Aim of the task —
Return the entries below verbatim. Pictures stay out.
** Start Data extract **
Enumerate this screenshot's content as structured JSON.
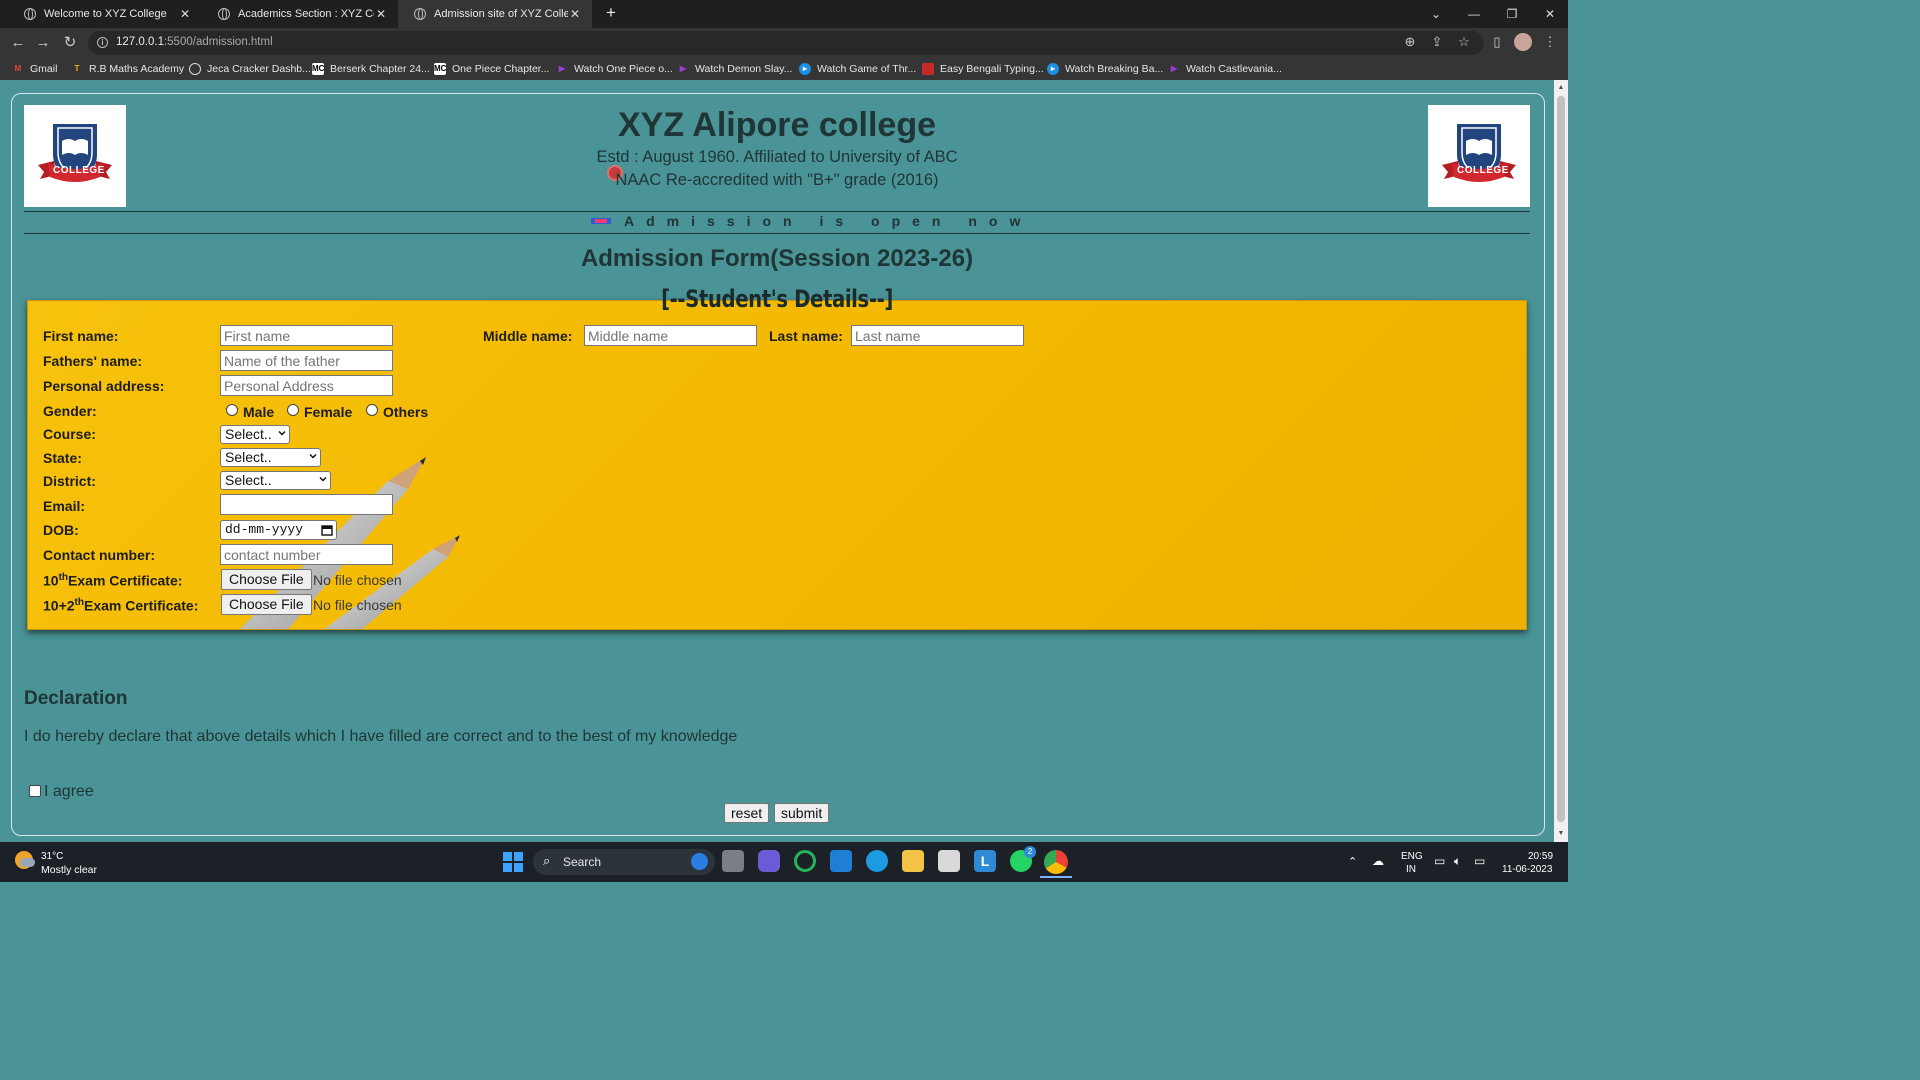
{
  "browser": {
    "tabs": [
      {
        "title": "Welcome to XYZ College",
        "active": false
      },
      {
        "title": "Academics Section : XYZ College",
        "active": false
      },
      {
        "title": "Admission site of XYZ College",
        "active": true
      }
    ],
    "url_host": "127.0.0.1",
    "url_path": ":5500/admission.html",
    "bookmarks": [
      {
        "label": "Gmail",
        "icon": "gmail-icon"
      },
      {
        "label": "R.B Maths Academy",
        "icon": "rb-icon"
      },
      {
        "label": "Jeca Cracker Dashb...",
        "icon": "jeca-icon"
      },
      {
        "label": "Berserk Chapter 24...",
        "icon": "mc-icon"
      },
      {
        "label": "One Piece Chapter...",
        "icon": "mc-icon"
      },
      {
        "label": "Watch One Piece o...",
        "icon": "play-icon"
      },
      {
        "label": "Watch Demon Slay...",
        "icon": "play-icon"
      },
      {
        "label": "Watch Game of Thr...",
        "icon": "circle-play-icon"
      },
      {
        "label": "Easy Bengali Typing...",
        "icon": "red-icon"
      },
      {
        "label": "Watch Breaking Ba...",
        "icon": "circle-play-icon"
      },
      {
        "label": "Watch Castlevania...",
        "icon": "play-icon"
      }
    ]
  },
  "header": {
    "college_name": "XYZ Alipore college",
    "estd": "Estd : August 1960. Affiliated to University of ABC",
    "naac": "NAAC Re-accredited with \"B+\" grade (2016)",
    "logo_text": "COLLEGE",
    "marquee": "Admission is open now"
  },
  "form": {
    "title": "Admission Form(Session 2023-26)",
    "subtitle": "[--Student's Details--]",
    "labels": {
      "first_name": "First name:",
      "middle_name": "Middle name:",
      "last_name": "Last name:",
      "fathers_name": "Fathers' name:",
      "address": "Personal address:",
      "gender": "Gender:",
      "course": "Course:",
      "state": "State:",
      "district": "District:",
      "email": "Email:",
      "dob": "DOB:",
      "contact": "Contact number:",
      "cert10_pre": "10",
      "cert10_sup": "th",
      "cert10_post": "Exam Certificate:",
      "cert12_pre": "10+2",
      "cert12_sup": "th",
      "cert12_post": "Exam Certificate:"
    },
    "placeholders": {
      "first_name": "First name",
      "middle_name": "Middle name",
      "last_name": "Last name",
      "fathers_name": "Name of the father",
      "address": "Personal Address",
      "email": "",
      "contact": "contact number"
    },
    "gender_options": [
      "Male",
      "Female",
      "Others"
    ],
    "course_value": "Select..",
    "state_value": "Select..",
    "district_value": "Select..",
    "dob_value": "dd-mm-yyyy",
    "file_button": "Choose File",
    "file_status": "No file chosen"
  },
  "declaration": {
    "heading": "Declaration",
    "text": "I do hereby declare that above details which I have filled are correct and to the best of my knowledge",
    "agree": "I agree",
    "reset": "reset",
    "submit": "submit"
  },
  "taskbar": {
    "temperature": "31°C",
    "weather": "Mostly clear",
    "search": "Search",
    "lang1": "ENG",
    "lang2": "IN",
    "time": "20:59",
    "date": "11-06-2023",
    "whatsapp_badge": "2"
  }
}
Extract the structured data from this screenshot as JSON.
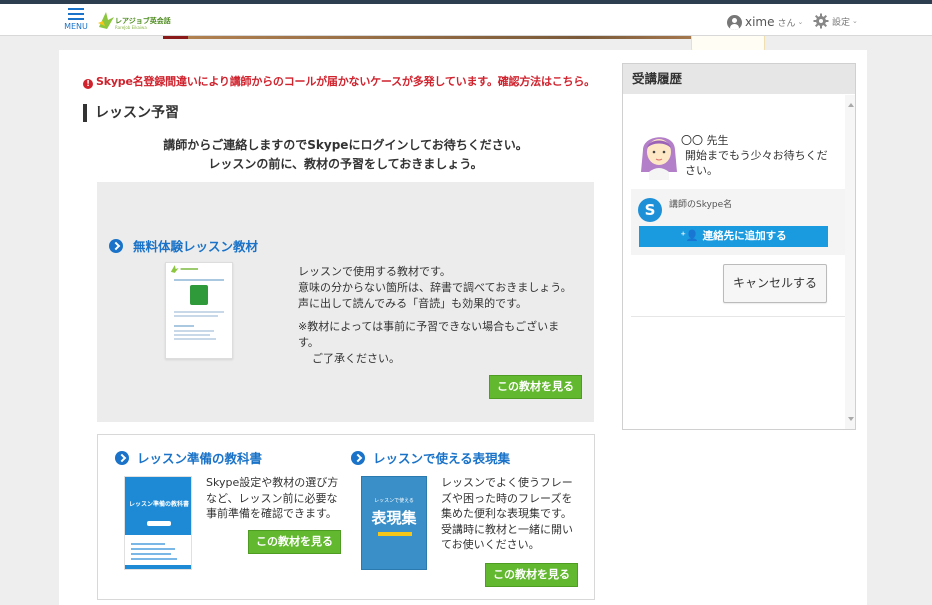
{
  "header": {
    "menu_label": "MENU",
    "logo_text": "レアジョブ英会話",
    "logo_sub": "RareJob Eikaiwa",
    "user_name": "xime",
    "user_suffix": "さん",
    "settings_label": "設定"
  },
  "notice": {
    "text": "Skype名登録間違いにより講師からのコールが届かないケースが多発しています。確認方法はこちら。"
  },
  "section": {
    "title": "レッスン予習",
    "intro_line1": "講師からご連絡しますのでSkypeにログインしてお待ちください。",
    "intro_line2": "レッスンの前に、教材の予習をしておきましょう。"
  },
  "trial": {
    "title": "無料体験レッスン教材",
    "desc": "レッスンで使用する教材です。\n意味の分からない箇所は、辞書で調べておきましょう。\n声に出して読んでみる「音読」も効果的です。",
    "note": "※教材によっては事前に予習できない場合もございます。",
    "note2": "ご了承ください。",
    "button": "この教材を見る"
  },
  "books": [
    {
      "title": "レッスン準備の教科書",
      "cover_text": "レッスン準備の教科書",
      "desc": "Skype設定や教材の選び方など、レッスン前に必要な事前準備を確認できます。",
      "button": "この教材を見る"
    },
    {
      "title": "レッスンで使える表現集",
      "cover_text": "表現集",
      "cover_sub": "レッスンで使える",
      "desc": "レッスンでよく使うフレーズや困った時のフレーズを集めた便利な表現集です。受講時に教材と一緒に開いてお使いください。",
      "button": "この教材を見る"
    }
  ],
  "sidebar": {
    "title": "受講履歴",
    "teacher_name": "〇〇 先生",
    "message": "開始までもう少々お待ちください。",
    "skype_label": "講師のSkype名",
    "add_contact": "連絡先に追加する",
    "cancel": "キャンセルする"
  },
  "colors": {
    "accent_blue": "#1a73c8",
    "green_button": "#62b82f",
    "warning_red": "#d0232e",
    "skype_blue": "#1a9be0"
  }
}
** End Data extract **
Result of this exercise —
Enumerate this screenshot's content as structured JSON.
{
  "browser": {
    "tabs": [
      {
        "title": "Welcome to XYZ College",
        "active": false
      },
      {
        "title": "Academics Section : XYZ College",
        "active": false
      },
      {
        "title": "Admission site of XYZ College",
        "active": true
      }
    ],
    "url_host": "127.0.0.1",
    "url_path": ":5500/admission.html",
    "bookmarks": [
      {
        "label": "Gmail",
        "icon": "gmail-icon"
      },
      {
        "label": "R.B Maths Academy",
        "icon": "rb-icon"
      },
      {
        "label": "Jeca Cracker Dashb...",
        "icon": "jeca-icon"
      },
      {
        "label": "Berserk Chapter 24...",
        "icon": "mc-icon"
      },
      {
        "label": "One Piece Chapter...",
        "icon": "mc-icon"
      },
      {
        "label": "Watch One Piece o...",
        "icon": "play-icon"
      },
      {
        "label": "Watch Demon Slay...",
        "icon": "play-icon"
      },
      {
        "label": "Watch Game of Thr...",
        "icon": "circle-play-icon"
      },
      {
        "label": "Easy Bengali Typing...",
        "icon": "red-icon"
      },
      {
        "label": "Watch Breaking Ba...",
        "icon": "circle-play-icon"
      },
      {
        "label": "Watch Castlevania...",
        "icon": "play-icon"
      }
    ]
  },
  "header": {
    "college_name": "XYZ Alipore college",
    "estd": "Estd : August 1960. Affiliated to University of ABC",
    "naac": "NAAC Re-accredited with \"B+\" grade (2016)",
    "logo_text": "COLLEGE",
    "marquee": "Admission is open now"
  },
  "form": {
    "title": "Admission Form(Session 2023-26)",
    "subtitle": "[--Student's Details--]",
    "labels": {
      "first_name": "First name:",
      "middle_name": "Middle name:",
      "last_name": "Last name:",
      "fathers_name": "Fathers' name:",
      "address": "Personal address:",
      "gender": "Gender:",
      "course": "Course:",
      "state": "State:",
      "district": "District:",
      "email": "Email:",
      "dob": "DOB:",
      "contact": "Contact number:",
      "cert10_pre": "10",
      "cert10_sup": "th",
      "cert10_post": "Exam Certificate:",
      "cert12_pre": "10+2",
      "cert12_sup": "th",
      "cert12_post": "Exam Certificate:"
    },
    "placeholders": {
      "first_name": "First name",
      "middle_name": "Middle name",
      "last_name": "Last name",
      "fathers_name": "Name of the father",
      "address": "Personal Address",
      "email": "",
      "contact": "contact number"
    },
    "gender_options": [
      "Male",
      "Female",
      "Others"
    ],
    "course_value": "Select..",
    "state_value": "Select..",
    "district_value": "Select..",
    "dob_value": "dd-mm-yyyy",
    "file_button": "Choose File",
    "file_status": "No file chosen"
  },
  "declaration": {
    "heading": "Declaration",
    "text": "I do hereby declare that above details which I have filled are correct and to the best of my knowledge",
    "agree": "I agree",
    "reset": "reset",
    "submit": "submit"
  },
  "taskbar": {
    "temperature": "31°C",
    "weather": "Mostly clear",
    "search": "Search",
    "lang1": "ENG",
    "lang2": "IN",
    "time": "20:59",
    "date": "11-06-2023",
    "whatsapp_badge": "2"
  }
}
Extract the structured data from this screenshot as JSON.
{
  "header": {
    "menu_label": "MENU",
    "logo_text": "レアジョブ英会話",
    "logo_sub": "RareJob Eikaiwa",
    "user_name": "xime",
    "user_suffix": "さん",
    "settings_label": "設定"
  },
  "notice": {
    "text": "Skype名登録間違いにより講師からのコールが届かないケースが多発しています。確認方法はこちら。"
  },
  "section": {
    "title": "レッスン予習",
    "intro_line1": "講師からご連絡しますのでSkypeにログインしてお待ちください。",
    "intro_line2": "レッスンの前に、教材の予習をしておきましょう。"
  },
  "trial": {
    "title": "無料体験レッスン教材",
    "desc": "レッスンで使用する教材です。\n意味の分からない箇所は、辞書で調べておきましょう。\n声に出して読んでみる「音読」も効果的です。",
    "note": "※教材によっては事前に予習できない場合もございます。",
    "note2": "ご了承ください。",
    "button": "この教材を見る"
  },
  "books": [
    {
      "title": "レッスン準備の教科書",
      "cover_text": "レッスン準備の教科書",
      "desc": "Skype設定や教材の選び方など、レッスン前に必要な事前準備を確認できます。",
      "button": "この教材を見る"
    },
    {
      "title": "レッスンで使える表現集",
      "cover_text": "表現集",
      "cover_sub": "レッスンで使える",
      "desc": "レッスンでよく使うフレーズや困った時のフレーズを集めた便利な表現集です。受講時に教材と一緒に開いてお使いください。",
      "button": "この教材を見る"
    }
  ],
  "sidebar": {
    "title": "受講履歴",
    "teacher_name": "〇〇 先生",
    "message": "開始までもう少々お待ちください。",
    "skype_label": "講師のSkype名",
    "add_contact": "連絡先に追加する",
    "cancel": "キャンセルする"
  },
  "colors": {
    "accent_blue": "#1a73c8",
    "green_button": "#62b82f",
    "warning_red": "#d0232e",
    "skype_blue": "#1a9be0"
  }
}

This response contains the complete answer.